_ITEMS_:
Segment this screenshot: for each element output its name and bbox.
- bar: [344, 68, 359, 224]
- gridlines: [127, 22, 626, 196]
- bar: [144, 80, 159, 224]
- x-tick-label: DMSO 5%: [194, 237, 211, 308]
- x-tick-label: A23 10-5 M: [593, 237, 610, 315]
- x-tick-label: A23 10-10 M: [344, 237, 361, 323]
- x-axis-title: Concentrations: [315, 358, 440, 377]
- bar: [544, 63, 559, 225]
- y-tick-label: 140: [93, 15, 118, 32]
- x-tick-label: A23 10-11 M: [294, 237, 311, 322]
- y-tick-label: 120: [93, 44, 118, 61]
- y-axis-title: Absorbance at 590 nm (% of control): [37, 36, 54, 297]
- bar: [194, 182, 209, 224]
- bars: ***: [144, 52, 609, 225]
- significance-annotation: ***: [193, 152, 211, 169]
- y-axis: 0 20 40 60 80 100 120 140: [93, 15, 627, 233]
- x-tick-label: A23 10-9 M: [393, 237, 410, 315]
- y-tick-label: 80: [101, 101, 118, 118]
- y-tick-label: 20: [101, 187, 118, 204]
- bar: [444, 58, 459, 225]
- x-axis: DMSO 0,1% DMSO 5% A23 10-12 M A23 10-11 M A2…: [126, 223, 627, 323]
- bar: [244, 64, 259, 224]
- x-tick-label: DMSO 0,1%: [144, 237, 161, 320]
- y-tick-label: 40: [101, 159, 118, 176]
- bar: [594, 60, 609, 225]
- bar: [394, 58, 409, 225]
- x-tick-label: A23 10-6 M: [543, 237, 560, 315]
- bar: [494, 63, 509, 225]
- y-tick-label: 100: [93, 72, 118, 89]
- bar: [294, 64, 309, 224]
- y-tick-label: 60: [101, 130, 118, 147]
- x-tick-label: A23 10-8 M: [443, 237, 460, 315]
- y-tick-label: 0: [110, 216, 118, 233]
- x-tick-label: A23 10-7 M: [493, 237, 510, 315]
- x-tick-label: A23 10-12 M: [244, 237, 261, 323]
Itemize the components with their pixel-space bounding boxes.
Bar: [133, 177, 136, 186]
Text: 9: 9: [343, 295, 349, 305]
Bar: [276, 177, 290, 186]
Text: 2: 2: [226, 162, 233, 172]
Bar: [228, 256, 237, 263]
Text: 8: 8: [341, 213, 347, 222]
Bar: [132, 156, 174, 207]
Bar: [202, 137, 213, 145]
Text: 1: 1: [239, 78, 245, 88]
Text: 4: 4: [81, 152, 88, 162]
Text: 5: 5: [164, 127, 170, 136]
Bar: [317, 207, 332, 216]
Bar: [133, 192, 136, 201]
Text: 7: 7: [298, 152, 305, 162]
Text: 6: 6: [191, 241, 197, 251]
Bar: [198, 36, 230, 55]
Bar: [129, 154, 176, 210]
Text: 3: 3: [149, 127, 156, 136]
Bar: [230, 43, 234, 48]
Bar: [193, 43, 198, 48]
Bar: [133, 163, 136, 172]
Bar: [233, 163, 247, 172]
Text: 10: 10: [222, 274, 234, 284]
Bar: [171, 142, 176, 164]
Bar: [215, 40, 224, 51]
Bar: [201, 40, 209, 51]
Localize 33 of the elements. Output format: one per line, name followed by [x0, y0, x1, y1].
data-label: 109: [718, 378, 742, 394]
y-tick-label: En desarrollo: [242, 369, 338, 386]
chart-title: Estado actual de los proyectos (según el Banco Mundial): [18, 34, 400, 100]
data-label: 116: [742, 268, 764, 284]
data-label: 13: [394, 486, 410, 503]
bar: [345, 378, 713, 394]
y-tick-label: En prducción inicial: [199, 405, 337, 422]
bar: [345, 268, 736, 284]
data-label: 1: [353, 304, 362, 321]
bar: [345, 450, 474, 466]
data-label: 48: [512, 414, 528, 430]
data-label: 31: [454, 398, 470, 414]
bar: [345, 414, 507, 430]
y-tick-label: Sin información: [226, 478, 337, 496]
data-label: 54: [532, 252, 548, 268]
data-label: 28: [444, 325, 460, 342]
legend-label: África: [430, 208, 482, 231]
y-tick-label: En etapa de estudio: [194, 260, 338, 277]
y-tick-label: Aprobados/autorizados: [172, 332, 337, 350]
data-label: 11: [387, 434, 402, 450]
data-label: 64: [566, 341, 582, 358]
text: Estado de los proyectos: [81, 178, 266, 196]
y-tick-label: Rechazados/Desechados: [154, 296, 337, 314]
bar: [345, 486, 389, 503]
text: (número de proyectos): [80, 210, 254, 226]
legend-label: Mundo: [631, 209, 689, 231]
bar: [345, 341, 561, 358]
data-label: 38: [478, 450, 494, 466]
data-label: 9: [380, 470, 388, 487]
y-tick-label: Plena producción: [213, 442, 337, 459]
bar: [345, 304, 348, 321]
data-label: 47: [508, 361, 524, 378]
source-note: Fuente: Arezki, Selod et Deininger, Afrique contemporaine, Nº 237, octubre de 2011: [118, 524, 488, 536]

_YOUR OBJECTIVE_: Reproduce every row above verbatim, from the first line to the last, without changing any character, spacing, or line break.

_ANSWER TO THIS EXERCISE_:
Segment this screenshot: for each element output its name and bbox.
- bar: [344, 68, 359, 224]
- gridlines: [127, 22, 626, 196]
- bar: [144, 80, 159, 224]
- x-tick-label: DMSO 5%: [194, 237, 211, 308]
- x-tick-label: A23 10-5 M: [593, 237, 610, 315]
- x-tick-label: A23 10-10 M: [344, 237, 361, 323]
- x-axis-title: Concentrations: [315, 358, 440, 377]
- bar: [544, 63, 559, 225]
- y-tick-label: 140: [93, 15, 118, 32]
- x-tick-label: A23 10-11 M: [294, 237, 311, 322]
- y-tick-label: 120: [93, 44, 118, 61]
- y-axis-title: Absorbance at 590 nm (% of control): [37, 36, 54, 297]
- bar: [194, 182, 209, 224]
- bars: ***: [144, 52, 609, 225]
- significance-annotation: ***: [193, 152, 211, 169]
- y-axis: 0 20 40 60 80 100 120 140: [93, 15, 627, 233]
- x-tick-label: A23 10-9 M: [393, 237, 410, 315]
- y-tick-label: 80: [101, 101, 118, 118]
- y-tick-label: 20: [101, 187, 118, 204]
- bar: [444, 58, 459, 225]
- x-axis: DMSO 0,1% DMSO 5% A23 10-12 M A23 10-11 M A2…: [126, 223, 627, 323]
- bar: [244, 64, 259, 224]
- x-tick-label: DMSO 0,1%: [144, 237, 161, 320]
- y-tick-label: 40: [101, 159, 118, 176]
- bar: [594, 60, 609, 225]
- bar: [394, 58, 409, 225]
- x-tick-label: A23 10-6 M: [543, 237, 560, 315]
- bar: [494, 63, 509, 225]
- y-tick-label: 100: [93, 72, 118, 89]
- bar: [294, 64, 309, 224]
- y-tick-label: 60: [101, 130, 118, 147]
- x-tick-label: A23 10-8 M: [443, 237, 460, 315]
- y-tick-label: 0: [110, 216, 118, 233]
- x-tick-label: A23 10-7 M: [493, 237, 510, 315]
- x-tick-label: A23 10-12 M: [244, 237, 261, 323]
Itemize the components with their pixel-space bounding boxes.
Bar: [133, 177, 136, 186]
Text: 9: 9: [343, 295, 349, 305]
Bar: [276, 177, 290, 186]
Text: 2: 2: [226, 162, 233, 172]
Bar: [228, 256, 237, 263]
Text: 8: 8: [341, 213, 347, 222]
Bar: [132, 156, 174, 207]
Bar: [202, 137, 213, 145]
Text: 1: 1: [239, 78, 245, 88]
Text: 4: 4: [81, 152, 88, 162]
Text: 5: 5: [164, 127, 170, 136]
Bar: [317, 207, 332, 216]
Bar: [133, 192, 136, 201]
Text: 7: 7: [298, 152, 305, 162]
Text: 6: 6: [191, 241, 197, 251]
Bar: [198, 36, 230, 55]
Bar: [129, 154, 176, 210]
Text: 3: 3: [149, 127, 156, 136]
Bar: [230, 43, 234, 48]
Bar: [193, 43, 198, 48]
Bar: [133, 163, 136, 172]
Bar: [233, 163, 247, 172]
Text: 10: 10: [222, 274, 234, 284]
Bar: [171, 142, 176, 164]
Bar: [215, 40, 224, 51]
Bar: [201, 40, 209, 51]
Localize 33 of the elements. Output format: one per line, name followed by [x0, y0, x1, y1].
data-label: 109: [718, 378, 742, 394]
y-tick-label: En desarrollo: [242, 369, 338, 386]
chart-title: Estado actual de los proyectos (según el Banco Mundial): [18, 34, 400, 100]
data-label: 116: [742, 268, 764, 284]
data-label: 13: [394, 486, 410, 503]
bar: [345, 378, 713, 394]
y-tick-label: En prducción inicial: [199, 405, 337, 422]
bar: [345, 268, 736, 284]
data-label: 1: [353, 304, 362, 321]
bar: [345, 450, 474, 466]
data-label: 48: [512, 414, 528, 430]
data-label: 31: [454, 398, 470, 414]
bar: [345, 414, 507, 430]
y-tick-label: Sin información: [226, 478, 337, 496]
data-label: 54: [532, 252, 548, 268]
data-label: 28: [444, 325, 460, 342]
legend-label: África: [430, 208, 482, 231]
y-tick-label: En etapa de estudio: [194, 260, 338, 277]
y-tick-label: Aprobados/autorizados: [172, 332, 337, 350]
data-label: 11: [387, 434, 402, 450]
data-label: 64: [566, 341, 582, 358]
text: Estado de los proyectos: [81, 178, 266, 196]
y-tick-label: Rechazados/Desechados: [154, 296, 337, 314]
bar: [345, 486, 389, 503]
text: (número de proyectos): [80, 210, 254, 226]
legend-label: Mundo: [631, 209, 689, 231]
bar: [345, 341, 561, 358]
data-label: 38: [478, 450, 494, 466]
data-label: 9: [380, 470, 388, 487]
y-tick-label: Plena producción: [213, 442, 337, 459]
bar: [345, 304, 348, 321]
data-label: 47: [508, 361, 524, 378]
source-note: Fuente: Arezki, Selod et Deininger, Afrique contemporaine, Nº 237, octubre de 2011: [118, 524, 488, 536]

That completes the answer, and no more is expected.